Make Mental Health Resources More Accessible

One of the main reasons that employees do not take advantage of available mental health programs is a lack of awareness. Your employees may not know what type of help is available. Making resources and treatment options more accessible can ensure that people receive the help they need.

If you do not already offer health benefits or an employee assistance program (EAP), consider establishing some form of support. Look at the mental health programs offered by other nonprofits in your region. Model your programs after established organizations.

After developing a program, make sure that all employees are aware of the options available. 

Eliminate the Stigma of Talking About Mental Health

Nonprofit leaders can also contribute to better mental health by eliminating the stigma of talking about health issues. Workplace laws prevent employers from raising certain issues. However, employers and employees should feel open to talking about feelings and emotions.

+ + + + + + +

**Task to complete**
Reproduce the passage from the mental health workplace text from "Make Mental Health" to "help they need.".

[Visual layout annotation data]
+ + + + + + +

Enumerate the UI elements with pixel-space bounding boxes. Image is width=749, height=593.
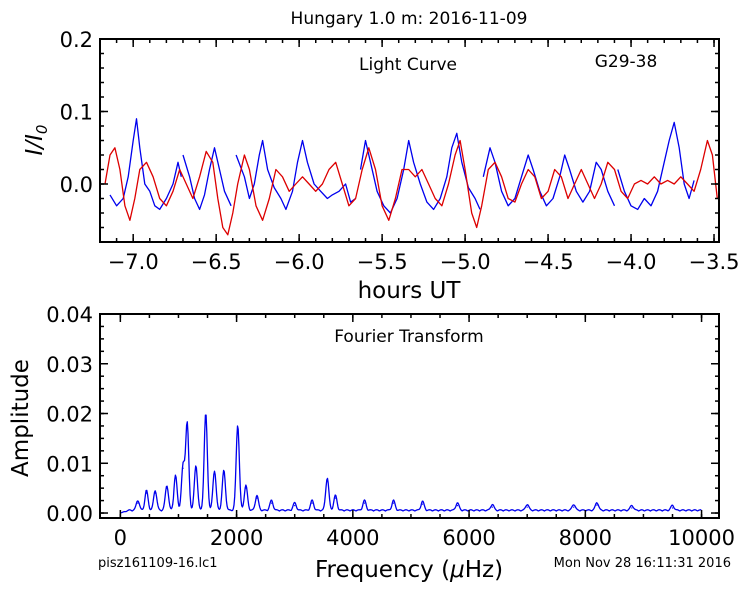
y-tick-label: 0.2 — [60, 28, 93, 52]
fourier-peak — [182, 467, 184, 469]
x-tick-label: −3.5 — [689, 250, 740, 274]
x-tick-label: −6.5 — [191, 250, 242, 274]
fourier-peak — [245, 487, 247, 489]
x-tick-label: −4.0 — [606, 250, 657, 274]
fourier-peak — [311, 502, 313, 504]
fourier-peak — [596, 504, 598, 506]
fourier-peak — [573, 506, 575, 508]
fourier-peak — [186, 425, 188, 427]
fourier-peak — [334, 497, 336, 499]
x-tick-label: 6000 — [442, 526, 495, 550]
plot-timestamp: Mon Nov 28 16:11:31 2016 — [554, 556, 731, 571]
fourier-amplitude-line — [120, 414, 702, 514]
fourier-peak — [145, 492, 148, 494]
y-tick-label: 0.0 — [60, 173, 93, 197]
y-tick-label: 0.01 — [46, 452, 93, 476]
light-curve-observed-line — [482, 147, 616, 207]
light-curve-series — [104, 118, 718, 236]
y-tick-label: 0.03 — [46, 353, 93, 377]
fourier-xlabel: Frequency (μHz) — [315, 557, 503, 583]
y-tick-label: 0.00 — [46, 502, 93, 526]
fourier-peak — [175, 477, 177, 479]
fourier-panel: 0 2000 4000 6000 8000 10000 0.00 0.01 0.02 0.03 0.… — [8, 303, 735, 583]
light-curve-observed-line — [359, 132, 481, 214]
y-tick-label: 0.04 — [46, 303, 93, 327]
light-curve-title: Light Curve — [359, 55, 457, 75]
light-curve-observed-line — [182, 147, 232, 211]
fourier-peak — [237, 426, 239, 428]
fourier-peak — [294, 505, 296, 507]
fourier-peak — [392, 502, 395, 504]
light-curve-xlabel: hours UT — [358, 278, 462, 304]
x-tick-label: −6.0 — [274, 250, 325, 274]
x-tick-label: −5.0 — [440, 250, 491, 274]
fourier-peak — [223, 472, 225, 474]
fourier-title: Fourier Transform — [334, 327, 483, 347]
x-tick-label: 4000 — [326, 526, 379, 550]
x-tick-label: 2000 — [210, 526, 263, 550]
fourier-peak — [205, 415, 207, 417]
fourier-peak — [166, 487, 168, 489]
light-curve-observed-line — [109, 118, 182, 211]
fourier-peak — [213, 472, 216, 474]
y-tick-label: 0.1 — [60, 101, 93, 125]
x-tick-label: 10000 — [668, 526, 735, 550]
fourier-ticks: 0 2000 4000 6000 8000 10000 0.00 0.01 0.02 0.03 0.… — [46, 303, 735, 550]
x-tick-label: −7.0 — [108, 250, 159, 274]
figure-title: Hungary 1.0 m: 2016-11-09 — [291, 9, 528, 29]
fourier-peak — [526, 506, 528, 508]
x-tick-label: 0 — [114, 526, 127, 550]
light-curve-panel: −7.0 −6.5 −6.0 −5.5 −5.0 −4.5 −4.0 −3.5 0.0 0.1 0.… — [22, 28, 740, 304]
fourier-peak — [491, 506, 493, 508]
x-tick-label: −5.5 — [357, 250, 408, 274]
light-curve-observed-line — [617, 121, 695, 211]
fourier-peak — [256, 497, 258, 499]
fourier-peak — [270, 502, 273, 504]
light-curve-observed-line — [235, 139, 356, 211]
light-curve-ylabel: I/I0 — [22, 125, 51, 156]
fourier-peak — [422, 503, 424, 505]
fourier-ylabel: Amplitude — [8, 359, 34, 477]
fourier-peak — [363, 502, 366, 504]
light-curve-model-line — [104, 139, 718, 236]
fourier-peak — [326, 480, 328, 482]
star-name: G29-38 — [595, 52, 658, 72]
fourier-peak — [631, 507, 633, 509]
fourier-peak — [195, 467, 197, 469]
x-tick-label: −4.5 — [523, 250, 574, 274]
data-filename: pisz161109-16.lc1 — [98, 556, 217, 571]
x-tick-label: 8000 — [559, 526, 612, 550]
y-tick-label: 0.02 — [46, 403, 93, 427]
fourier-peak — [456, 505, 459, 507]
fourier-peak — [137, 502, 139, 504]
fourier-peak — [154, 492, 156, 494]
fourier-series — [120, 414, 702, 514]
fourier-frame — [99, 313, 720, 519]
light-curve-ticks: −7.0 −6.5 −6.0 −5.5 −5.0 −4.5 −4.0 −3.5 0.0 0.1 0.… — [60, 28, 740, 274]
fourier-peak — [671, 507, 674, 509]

+ + + + + + +

**Solution for this exercise**
Make Mental Health Resources More Accessible

One of the main reasons that employees do not take advantage of available mental health programs is a lack of awareness. Your employees may not know what type of help is available. Making resources and treatment options more accessible can ensure that people receive the help they need.